Required task. Pick out each line with the word "this" from the material that follows.

Stored records.
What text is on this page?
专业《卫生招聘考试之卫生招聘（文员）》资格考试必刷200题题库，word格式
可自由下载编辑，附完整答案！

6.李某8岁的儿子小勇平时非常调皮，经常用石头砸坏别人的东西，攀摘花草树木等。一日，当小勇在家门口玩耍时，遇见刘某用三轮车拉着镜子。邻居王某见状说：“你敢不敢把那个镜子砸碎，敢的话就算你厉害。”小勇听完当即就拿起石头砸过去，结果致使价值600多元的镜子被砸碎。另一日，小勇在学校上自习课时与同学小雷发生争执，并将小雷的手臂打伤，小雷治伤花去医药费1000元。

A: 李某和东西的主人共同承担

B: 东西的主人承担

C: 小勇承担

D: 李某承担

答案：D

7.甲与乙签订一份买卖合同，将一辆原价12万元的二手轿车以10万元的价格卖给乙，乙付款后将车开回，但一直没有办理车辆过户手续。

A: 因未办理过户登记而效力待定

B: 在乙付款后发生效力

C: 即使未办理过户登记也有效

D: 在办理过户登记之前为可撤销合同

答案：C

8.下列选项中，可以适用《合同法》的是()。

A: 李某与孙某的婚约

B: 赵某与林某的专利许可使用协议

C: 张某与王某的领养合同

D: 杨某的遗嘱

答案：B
--
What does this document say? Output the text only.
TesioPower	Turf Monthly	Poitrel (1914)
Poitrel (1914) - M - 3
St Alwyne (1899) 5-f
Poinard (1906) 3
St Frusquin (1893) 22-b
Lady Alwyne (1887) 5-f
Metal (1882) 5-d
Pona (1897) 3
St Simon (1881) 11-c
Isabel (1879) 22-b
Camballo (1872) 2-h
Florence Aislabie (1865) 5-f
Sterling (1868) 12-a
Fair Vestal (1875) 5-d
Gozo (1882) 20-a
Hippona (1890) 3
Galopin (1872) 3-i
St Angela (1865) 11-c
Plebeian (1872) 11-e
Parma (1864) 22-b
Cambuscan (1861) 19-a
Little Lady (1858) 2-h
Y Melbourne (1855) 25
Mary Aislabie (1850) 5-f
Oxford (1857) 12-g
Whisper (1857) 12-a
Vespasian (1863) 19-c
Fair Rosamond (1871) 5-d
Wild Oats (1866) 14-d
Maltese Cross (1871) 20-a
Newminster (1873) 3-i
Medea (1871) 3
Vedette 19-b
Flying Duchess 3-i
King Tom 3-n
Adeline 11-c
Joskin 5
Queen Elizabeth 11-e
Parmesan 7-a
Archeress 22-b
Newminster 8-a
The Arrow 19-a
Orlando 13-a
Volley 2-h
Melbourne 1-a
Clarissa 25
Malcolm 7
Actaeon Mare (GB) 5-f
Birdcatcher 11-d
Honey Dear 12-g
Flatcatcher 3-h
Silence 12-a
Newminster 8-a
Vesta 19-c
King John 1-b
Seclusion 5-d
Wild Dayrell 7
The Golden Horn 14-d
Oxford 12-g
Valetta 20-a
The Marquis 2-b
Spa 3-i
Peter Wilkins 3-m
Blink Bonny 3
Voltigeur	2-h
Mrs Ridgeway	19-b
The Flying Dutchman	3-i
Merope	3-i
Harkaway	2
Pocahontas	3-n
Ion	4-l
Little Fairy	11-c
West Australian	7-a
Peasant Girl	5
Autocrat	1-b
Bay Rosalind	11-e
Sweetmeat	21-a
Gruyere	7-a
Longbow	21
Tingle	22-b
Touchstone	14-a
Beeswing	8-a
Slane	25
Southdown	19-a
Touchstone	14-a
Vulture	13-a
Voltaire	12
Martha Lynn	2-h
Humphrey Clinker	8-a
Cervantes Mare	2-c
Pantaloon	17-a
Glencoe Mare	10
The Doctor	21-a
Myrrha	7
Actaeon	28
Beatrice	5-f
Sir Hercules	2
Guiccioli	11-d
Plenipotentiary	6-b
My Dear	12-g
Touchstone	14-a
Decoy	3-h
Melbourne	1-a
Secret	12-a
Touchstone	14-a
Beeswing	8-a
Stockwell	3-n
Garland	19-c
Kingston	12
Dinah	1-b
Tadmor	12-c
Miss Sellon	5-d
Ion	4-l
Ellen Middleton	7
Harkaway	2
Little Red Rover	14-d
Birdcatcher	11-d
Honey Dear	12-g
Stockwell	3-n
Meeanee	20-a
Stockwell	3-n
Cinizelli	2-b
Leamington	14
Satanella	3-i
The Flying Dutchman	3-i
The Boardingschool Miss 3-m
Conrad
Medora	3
==
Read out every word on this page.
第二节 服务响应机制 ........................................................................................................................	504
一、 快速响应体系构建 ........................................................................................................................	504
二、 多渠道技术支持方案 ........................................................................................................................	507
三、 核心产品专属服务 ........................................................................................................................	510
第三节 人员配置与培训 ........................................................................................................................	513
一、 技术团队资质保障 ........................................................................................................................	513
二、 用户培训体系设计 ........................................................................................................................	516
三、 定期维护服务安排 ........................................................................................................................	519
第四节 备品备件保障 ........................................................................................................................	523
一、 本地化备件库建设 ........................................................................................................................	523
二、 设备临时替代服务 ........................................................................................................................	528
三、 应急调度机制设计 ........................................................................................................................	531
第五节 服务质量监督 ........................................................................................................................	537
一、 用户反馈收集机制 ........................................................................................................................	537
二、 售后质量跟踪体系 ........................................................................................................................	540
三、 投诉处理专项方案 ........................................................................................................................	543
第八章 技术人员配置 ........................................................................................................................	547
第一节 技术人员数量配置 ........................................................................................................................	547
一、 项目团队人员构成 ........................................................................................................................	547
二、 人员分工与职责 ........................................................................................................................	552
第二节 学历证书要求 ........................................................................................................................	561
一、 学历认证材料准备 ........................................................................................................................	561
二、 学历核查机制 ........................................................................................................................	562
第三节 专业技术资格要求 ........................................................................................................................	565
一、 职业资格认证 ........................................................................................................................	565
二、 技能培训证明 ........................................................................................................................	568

Expected answer.
What text is on this page?
What does this document say? Output the text only.
Read out every word on this page.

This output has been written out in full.